*What to work on*:
Copy each line of the records that holds the string "chat".

* Begin *

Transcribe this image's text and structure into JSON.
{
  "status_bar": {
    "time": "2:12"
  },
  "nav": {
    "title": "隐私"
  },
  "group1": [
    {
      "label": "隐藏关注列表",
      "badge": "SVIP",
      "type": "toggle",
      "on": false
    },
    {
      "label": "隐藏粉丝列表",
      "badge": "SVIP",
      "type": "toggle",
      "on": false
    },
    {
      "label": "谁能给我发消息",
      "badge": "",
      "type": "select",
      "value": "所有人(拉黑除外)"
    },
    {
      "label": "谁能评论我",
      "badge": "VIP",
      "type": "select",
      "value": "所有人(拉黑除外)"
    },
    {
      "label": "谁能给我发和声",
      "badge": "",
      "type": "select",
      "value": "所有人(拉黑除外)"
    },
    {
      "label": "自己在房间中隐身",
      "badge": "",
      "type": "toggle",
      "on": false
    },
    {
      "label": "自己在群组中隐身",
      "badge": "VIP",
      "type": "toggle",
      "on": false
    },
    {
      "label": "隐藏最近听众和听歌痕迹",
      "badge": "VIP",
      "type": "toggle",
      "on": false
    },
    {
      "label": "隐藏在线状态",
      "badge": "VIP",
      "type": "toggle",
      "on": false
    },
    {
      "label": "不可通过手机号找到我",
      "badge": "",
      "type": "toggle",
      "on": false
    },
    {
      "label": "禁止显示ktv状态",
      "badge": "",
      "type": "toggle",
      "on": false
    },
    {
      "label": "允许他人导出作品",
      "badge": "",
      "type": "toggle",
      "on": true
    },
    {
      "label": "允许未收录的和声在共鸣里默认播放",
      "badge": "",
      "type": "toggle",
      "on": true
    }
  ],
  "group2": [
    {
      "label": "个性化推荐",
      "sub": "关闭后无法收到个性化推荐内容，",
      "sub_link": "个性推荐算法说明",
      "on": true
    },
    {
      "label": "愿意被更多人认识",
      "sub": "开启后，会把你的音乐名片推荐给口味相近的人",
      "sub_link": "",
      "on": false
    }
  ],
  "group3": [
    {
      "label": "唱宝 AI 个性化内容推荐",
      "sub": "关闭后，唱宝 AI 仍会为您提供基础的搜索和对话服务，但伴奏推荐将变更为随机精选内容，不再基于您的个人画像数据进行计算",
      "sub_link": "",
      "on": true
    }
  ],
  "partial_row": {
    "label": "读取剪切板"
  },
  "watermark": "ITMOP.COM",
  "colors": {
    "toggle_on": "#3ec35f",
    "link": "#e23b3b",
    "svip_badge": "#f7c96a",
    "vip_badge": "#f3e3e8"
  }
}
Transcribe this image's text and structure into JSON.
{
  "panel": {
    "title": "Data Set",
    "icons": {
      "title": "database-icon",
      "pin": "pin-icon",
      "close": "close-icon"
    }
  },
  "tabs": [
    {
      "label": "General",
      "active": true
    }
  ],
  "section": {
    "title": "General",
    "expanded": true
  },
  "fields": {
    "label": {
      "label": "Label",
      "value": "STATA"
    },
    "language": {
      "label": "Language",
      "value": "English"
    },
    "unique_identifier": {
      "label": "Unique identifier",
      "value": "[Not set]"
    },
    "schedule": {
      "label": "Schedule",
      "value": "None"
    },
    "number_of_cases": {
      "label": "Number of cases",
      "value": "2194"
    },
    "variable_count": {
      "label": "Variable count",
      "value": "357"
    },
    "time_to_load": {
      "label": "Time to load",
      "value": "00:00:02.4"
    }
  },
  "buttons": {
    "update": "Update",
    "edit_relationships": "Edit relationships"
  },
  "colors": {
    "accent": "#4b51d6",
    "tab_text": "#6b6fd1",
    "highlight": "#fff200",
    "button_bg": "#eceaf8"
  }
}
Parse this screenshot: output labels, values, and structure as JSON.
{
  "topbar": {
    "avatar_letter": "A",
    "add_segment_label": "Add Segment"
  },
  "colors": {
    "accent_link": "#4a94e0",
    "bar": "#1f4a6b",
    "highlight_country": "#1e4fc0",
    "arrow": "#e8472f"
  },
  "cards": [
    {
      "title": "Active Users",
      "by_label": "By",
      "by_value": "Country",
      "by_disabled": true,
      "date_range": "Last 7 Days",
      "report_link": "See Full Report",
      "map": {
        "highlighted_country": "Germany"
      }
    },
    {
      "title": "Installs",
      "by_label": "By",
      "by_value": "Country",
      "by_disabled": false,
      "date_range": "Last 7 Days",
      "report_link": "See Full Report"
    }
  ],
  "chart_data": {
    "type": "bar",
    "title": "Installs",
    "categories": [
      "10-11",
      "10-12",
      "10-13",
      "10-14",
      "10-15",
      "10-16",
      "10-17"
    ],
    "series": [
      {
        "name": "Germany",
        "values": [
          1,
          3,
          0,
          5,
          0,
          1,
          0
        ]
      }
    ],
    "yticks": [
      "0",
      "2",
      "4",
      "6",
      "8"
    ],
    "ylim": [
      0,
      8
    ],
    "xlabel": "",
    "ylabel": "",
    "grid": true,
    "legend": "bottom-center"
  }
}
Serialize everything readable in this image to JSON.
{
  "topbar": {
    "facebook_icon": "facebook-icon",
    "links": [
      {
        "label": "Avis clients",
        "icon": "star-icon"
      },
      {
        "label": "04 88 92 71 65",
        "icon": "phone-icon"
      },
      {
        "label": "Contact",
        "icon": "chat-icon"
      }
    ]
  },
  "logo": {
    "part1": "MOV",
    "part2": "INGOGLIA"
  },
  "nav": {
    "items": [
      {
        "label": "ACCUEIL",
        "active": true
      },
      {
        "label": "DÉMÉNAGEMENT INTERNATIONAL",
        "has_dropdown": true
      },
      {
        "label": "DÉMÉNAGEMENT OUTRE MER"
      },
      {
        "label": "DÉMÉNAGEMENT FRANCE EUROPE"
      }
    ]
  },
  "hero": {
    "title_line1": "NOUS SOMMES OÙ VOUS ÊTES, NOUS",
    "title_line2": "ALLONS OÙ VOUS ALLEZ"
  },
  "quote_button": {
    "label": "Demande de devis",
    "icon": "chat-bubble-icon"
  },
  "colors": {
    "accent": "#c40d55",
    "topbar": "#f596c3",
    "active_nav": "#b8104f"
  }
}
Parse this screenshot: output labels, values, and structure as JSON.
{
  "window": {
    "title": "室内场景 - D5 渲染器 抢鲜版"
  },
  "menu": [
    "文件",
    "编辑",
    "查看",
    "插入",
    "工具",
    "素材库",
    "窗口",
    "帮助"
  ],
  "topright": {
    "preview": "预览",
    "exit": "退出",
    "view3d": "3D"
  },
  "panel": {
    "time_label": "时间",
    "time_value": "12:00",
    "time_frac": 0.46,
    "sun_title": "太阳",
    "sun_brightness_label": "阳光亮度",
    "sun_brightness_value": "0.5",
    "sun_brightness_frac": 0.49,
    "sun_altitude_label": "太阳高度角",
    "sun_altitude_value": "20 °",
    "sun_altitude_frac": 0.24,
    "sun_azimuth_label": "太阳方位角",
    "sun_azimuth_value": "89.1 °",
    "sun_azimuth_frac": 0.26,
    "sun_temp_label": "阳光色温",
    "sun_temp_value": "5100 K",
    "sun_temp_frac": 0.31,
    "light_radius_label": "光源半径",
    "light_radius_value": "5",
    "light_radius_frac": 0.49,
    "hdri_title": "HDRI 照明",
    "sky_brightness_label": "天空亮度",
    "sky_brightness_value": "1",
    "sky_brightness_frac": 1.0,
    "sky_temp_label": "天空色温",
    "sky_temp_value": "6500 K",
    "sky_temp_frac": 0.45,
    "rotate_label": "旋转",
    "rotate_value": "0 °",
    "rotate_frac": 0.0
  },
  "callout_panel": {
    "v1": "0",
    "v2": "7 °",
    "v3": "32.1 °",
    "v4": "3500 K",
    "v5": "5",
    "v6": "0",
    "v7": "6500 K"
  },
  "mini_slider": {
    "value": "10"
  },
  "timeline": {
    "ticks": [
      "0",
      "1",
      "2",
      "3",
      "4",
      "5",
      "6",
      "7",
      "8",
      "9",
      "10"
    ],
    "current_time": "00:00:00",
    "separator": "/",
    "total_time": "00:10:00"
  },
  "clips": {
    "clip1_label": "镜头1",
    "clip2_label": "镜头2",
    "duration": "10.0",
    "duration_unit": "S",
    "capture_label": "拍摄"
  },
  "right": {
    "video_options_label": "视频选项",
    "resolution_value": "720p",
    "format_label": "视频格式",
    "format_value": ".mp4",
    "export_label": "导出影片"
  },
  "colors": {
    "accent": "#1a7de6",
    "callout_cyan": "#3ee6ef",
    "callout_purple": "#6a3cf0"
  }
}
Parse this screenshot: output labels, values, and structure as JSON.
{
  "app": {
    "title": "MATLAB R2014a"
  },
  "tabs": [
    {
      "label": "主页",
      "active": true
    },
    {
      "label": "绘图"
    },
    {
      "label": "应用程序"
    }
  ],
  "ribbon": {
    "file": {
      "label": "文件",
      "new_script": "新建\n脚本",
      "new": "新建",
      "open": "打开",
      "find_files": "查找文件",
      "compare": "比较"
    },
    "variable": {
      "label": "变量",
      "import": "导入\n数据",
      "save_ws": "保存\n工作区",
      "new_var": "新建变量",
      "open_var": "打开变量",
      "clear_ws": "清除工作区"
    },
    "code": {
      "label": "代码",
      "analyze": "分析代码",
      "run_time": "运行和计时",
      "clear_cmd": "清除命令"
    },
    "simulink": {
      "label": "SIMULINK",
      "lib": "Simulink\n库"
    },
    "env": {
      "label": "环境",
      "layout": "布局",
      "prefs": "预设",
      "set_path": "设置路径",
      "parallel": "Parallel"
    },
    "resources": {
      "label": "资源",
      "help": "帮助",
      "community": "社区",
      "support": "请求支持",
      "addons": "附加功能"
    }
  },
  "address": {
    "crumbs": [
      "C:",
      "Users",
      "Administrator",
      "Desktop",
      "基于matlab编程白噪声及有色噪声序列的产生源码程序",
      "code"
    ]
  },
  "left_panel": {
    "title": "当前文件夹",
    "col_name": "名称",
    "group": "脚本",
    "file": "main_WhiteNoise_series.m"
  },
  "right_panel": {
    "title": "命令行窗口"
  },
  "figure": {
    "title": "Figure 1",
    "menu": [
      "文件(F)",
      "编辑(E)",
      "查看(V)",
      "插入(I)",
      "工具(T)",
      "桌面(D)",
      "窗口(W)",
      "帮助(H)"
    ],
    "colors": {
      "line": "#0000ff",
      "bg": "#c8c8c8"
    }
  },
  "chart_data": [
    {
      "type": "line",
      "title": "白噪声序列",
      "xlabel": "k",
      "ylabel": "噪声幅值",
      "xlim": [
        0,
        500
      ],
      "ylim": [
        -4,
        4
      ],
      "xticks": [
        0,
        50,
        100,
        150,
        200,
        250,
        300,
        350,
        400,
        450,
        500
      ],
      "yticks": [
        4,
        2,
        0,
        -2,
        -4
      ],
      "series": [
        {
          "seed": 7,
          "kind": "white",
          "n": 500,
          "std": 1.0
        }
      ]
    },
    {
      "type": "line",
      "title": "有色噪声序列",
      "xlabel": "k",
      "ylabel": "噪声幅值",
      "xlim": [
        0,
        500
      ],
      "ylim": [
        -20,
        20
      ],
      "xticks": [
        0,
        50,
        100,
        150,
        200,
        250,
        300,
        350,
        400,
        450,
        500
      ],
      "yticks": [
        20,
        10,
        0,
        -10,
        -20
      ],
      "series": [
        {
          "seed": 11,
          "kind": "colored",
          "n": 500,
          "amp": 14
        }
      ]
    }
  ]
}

* End *

*Expected answer*:
        "icon": "chat-icon"
    "icon": "chat-bubble-icon"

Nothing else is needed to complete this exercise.